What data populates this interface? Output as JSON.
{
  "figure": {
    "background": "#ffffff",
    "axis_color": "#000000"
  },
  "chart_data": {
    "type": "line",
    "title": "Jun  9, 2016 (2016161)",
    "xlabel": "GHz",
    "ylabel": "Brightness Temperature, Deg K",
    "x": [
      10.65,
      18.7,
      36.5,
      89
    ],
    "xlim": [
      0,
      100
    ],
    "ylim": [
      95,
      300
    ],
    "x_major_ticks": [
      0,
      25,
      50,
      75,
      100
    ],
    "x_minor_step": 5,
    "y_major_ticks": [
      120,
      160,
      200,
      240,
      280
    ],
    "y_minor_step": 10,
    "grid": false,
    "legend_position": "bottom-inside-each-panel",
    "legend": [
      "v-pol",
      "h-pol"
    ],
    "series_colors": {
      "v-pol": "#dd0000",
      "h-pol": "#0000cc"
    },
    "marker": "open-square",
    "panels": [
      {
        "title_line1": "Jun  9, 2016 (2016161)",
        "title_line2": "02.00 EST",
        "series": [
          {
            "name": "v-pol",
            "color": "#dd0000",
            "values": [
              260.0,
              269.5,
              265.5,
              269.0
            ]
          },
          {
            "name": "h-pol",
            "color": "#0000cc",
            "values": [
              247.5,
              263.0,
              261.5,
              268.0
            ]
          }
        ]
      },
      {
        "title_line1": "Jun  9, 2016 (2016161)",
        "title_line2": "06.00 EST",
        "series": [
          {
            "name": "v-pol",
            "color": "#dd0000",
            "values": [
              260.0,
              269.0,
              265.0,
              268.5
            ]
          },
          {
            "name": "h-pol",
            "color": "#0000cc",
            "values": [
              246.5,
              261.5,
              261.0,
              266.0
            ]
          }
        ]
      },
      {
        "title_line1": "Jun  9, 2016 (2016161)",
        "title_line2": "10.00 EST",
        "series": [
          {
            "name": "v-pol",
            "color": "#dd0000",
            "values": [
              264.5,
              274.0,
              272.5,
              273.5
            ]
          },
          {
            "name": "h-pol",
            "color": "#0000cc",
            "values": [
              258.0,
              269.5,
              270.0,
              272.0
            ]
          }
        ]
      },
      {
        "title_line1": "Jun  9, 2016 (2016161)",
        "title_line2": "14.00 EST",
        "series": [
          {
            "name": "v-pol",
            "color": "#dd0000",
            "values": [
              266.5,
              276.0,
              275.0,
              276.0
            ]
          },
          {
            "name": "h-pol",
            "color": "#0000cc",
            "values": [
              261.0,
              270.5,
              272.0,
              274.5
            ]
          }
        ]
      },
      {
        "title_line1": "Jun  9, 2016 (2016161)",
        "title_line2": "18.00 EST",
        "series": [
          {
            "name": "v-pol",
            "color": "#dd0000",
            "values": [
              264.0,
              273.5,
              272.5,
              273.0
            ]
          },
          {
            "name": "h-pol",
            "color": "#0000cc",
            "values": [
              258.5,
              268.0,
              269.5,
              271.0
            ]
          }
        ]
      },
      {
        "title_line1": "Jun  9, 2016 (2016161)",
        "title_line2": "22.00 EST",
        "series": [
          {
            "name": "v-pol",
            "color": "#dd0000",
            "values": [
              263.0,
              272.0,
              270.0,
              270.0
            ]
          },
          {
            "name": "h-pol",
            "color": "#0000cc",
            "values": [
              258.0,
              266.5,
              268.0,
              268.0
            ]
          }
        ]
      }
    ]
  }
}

---

Exercise: Please output the complete data exactly.

Task solution:
What data populates this interface? Output as JSON.
{
  "figure": {
    "background": "#ffffff",
    "axis_color": "#000000"
  },
  "chart_data": {
    "type": "line",
    "title": "Jun  9, 2016 (2016161)",
    "xlabel": "GHz",
    "ylabel": "Brightness Temperature, Deg K",
    "x": [
      10.65,
      18.7,
      36.5,
      89
    ],
    "xlim": [
      0,
      100
    ],
    "ylim": [
      95,
      300
    ],
    "x_major_ticks": [
      0,
      25,
      50,
      75,
      100
    ],
    "x_minor_step": 5,
    "y_major_ticks": [
      120,
      160,
      200,
      240,
      280
    ],
    "y_minor_step": 10,
    "grid": false,
    "legend_position": "bottom-inside-each-panel",
    "legend": [
      "v-pol",
      "h-pol"
    ],
    "series_colors": {
      "v-pol": "#dd0000",
      "h-pol": "#0000cc"
    },
    "marker": "open-square",
    "panels": [
      {
        "title_line1": "Jun  9, 2016 (2016161)",
        "title_line2": "02.00 EST",
        "series": [
          {
            "name": "v-pol",
            "color": "#dd0000",
            "values": [
              260.0,
              269.5,
              265.5,
              269.0
            ]
          },
          {
            "name": "h-pol",
            "color": "#0000cc",
            "values": [
              247.5,
              263.0,
              261.5,
              268.0
            ]
          }
        ]
      },
      {
        "title_line1": "Jun  9, 2016 (2016161)",
        "title_line2": "06.00 EST",
        "series": [
          {
            "name": "v-pol",
            "color": "#dd0000",
            "values": [
              260.0,
              269.0,
              265.0,
              268.5
            ]
          },
          {
            "name": "h-pol",
            "color": "#0000cc",
            "values": [
              246.5,
              261.5,
              261.0,
              266.0
            ]
          }
        ]
      },
      {
        "title_line1": "Jun  9, 2016 (2016161)",
        "title_line2": "10.00 EST",
        "series": [
          {
            "name": "v-pol",
            "color": "#dd0000",
            "values": [
              264.5,
              274.0,
              272.5,
              273.5
            ]
          },
          {
            "name": "h-pol",
            "color": "#0000cc",
            "values": [
              258.0,
              269.5,
              270.0,
              272.0
            ]
          }
        ]
      },
      {
        "title_line1": "Jun  9, 2016 (2016161)",
        "title_line2": "14.00 EST",
        "series": [
          {
            "name": "v-pol",
            "color": "#dd0000",
            "values": [
              266.5,
              276.0,
              275.0,
              276.0
            ]
          },
          {
            "name": "h-pol",
            "color": "#0000cc",
            "values": [
              261.0,
              270.5,
              272.0,
              274.5
            ]
          }
        ]
      },
      {
        "title_line1": "Jun  9, 2016 (2016161)",
        "title_line2": "18.00 EST",
        "series": [
          {
            "name": "v-pol",
            "color": "#dd0000",
            "values": [
              264.0,
              273.5,
              272.5,
              273.0
            ]
          },
          {
            "name": "h-pol",
            "color": "#0000cc",
            "values": [
              258.5,
              268.0,
              269.5,
              271.0
            ]
          }
        ]
      },
      {
        "title_line1": "Jun  9, 2016 (2016161)",
        "title_line2": "22.00 EST",
        "series": [
          {
            "name": "v-pol",
            "color": "#dd0000",
            "values": [
              263.0,
              272.0,
              270.0,
              270.0
            ]
          },
          {
            "name": "h-pol",
            "color": "#0000cc",
            "values": [
              258.0,
              266.5,
              268.0,
              268.0
            ]
          }
        ]
      }
    ]
  }
}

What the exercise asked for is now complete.